_Task:_
Count the lines in the rows that contain the string "legend" and give only that number.

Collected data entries
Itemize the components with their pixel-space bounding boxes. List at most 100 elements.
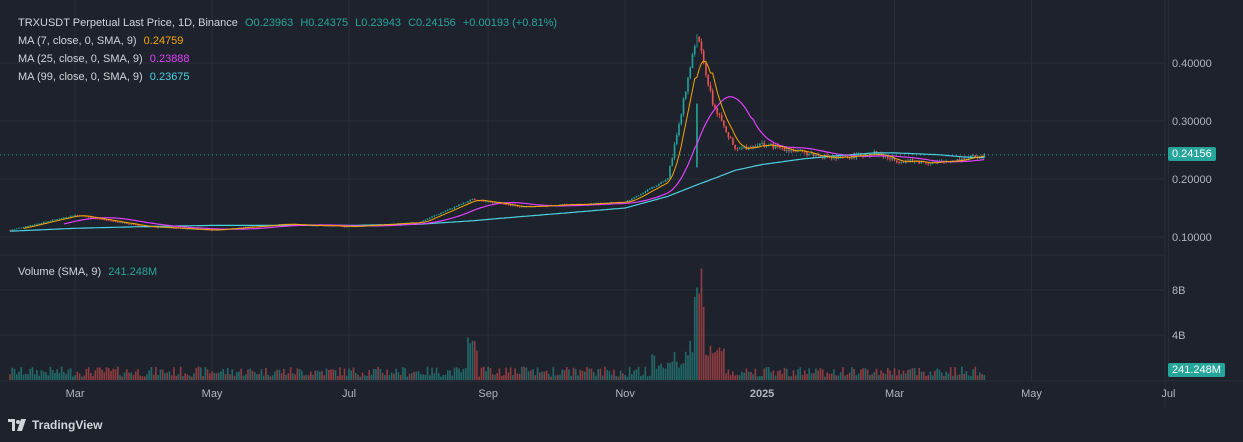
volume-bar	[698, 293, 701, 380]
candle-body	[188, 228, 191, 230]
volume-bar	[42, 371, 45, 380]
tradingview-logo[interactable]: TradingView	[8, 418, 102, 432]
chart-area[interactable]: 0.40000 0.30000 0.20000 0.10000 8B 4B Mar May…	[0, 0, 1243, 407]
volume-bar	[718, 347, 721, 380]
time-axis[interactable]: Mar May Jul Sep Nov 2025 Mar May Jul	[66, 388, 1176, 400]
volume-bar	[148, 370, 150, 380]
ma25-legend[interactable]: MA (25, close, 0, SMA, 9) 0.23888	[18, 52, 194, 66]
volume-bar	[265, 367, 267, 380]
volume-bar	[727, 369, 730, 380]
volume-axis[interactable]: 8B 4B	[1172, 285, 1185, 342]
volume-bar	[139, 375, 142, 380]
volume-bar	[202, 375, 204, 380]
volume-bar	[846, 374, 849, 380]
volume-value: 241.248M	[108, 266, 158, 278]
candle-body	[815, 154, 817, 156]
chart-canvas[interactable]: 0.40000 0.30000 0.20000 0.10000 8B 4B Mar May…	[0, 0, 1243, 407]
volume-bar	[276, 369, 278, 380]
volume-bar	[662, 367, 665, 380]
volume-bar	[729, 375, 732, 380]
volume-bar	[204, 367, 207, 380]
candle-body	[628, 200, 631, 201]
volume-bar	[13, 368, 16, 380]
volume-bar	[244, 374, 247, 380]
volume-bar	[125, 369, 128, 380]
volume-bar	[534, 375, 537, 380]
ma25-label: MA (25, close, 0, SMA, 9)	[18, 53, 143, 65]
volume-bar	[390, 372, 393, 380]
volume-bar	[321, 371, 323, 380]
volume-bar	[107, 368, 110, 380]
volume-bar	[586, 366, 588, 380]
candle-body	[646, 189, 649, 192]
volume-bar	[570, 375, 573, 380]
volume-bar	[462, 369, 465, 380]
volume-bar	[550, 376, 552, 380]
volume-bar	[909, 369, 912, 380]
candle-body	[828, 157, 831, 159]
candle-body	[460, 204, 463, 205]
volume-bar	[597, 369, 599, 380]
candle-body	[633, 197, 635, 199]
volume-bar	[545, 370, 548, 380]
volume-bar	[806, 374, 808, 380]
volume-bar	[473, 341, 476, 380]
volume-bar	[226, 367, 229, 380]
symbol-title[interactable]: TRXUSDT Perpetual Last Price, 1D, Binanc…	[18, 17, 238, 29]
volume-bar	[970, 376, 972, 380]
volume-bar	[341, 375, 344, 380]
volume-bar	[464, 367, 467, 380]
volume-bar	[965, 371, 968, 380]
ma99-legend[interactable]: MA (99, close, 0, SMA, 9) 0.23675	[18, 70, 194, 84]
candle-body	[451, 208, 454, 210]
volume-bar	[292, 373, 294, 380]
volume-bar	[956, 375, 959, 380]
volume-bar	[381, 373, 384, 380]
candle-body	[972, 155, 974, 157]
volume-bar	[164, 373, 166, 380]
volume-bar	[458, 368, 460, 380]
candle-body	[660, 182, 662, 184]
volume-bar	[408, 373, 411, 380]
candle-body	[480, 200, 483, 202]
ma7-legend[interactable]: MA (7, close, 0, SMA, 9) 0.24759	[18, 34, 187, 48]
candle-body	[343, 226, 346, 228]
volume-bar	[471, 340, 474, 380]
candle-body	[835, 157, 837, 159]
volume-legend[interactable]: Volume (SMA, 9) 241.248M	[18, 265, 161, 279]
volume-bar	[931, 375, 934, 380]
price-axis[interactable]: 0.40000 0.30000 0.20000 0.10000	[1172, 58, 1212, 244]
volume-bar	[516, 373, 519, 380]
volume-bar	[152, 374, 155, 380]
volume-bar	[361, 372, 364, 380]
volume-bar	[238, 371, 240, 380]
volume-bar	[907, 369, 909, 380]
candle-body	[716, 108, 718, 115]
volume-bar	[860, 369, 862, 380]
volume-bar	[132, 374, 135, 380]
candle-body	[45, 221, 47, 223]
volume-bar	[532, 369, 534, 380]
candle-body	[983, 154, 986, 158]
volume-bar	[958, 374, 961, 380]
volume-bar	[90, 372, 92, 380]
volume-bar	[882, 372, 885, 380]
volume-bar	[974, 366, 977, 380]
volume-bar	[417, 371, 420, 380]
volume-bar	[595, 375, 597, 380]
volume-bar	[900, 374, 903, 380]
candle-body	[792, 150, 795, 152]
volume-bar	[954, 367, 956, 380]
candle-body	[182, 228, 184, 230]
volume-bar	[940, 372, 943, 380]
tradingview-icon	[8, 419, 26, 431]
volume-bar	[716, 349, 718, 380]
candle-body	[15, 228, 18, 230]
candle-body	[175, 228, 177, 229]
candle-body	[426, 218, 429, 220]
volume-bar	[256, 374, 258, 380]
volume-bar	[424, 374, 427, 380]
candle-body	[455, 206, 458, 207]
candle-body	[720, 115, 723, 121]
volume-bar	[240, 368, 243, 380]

_Result for this task:_
4